Data records:

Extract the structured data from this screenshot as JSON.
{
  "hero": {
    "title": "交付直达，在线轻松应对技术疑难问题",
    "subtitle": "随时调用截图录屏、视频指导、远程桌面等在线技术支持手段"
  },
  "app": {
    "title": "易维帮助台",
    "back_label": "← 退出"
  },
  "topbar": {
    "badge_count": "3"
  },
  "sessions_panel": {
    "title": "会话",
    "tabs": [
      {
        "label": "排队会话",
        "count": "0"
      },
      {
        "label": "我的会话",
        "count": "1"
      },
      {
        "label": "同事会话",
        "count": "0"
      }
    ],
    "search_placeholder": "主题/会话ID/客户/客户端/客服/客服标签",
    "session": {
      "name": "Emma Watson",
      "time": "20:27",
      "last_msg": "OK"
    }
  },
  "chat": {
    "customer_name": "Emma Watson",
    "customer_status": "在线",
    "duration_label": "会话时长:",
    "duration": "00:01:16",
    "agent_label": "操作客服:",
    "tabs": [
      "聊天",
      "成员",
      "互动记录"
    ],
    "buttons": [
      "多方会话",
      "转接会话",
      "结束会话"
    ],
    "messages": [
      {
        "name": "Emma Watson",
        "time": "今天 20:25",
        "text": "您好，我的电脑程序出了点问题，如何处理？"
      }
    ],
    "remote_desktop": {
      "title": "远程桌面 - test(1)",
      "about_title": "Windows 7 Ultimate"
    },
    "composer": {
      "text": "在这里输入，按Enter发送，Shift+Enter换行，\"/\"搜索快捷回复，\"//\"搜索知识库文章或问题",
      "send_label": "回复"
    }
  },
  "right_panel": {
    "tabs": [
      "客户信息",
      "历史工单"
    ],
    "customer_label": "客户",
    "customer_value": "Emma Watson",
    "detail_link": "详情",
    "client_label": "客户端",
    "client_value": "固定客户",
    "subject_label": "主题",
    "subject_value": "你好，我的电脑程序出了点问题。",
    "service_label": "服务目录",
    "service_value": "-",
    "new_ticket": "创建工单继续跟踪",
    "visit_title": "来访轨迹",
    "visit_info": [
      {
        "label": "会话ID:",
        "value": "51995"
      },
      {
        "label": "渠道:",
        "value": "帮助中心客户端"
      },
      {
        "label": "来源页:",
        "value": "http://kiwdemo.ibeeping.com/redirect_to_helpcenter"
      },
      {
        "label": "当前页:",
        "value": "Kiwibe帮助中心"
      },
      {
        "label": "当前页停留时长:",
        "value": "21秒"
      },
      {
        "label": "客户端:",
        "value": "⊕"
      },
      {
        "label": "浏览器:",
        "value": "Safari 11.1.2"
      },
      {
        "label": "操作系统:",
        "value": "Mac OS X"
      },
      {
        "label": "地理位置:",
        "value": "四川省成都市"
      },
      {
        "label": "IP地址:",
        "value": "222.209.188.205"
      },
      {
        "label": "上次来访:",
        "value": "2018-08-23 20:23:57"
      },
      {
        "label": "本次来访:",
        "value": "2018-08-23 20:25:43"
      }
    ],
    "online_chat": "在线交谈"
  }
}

*WRITTEN TASK*
Repeat the listing above without any change.

*OUTPUT FOR THIS TASK*
Extract the structured data from this screenshot as JSON.
{
  "hero": {
    "title": "交付直达，在线轻松应对技术疑难问题",
    "subtitle": "随时调用截图录屏、视频指导、远程桌面等在线技术支持手段"
  },
  "app": {
    "title": "易维帮助台",
    "back_label": "← 退出"
  },
  "topbar": {
    "badge_count": "3"
  },
  "sessions_panel": {
    "title": "会话",
    "tabs": [
      {
        "label": "排队会话",
        "count": "0"
      },
      {
        "label": "我的会话",
        "count": "1"
      },
      {
        "label": "同事会话",
        "count": "0"
      }
    ],
    "search_placeholder": "主题/会话ID/客户/客户端/客服/客服标签",
    "session": {
      "name": "Emma Watson",
      "time": "20:27",
      "last_msg": "OK"
    }
  },
  "chat": {
    "customer_name": "Emma Watson",
    "customer_status": "在线",
    "duration_label": "会话时长:",
    "duration": "00:01:16",
    "agent_label": "操作客服:",
    "tabs": [
      "聊天",
      "成员",
      "互动记录"
    ],
    "buttons": [
      "多方会话",
      "转接会话",
      "结束会话"
    ],
    "messages": [
      {
        "name": "Emma Watson",
        "time": "今天 20:25",
        "text": "您好，我的电脑程序出了点问题，如何处理？"
      }
    ],
    "remote_desktop": {
      "title": "远程桌面 - test(1)",
      "about_title": "Windows 7 Ultimate"
    },
    "composer": {
      "text": "在这里输入，按Enter发送，Shift+Enter换行，\"/\"搜索快捷回复，\"//\"搜索知识库文章或问题",
      "send_label": "回复"
    }
  },
  "right_panel": {
    "tabs": [
      "客户信息",
      "历史工单"
    ],
    "customer_label": "客户",
    "customer_value": "Emma Watson",
    "detail_link": "详情",
    "client_label": "客户端",
    "client_value": "固定客户",
    "subject_label": "主题",
    "subject_value": "你好，我的电脑程序出了点问题。",
    "service_label": "服务目录",
    "service_value": "-",
    "new_ticket": "创建工单继续跟踪",
    "visit_title": "来访轨迹",
    "visit_info": [
      {
        "label": "会话ID:",
        "value": "51995"
      },
      {
        "label": "渠道:",
        "value": "帮助中心客户端"
      },
      {
        "label": "来源页:",
        "value": "http://kiwdemo.ibeeping.com/redirect_to_helpcenter"
      },
      {
        "label": "当前页:",
        "value": "Kiwibe帮助中心"
      },
      {
        "label": "当前页停留时长:",
        "value": "21秒"
      },
      {
        "label": "客户端:",
        "value": "⊕"
      },
      {
        "label": "浏览器:",
        "value": "Safari 11.1.2"
      },
      {
        "label": "操作系统:",
        "value": "Mac OS X"
      },
      {
        "label": "地理位置:",
        "value": "四川省成都市"
      },
      {
        "label": "IP地址:",
        "value": "222.209.188.205"
      },
      {
        "label": "上次来访:",
        "value": "2018-08-23 20:23:57"
      },
      {
        "label": "本次来访:",
        "value": "2018-08-23 20:25:43"
      }
    ],
    "online_chat": "在线交谈"
  }
}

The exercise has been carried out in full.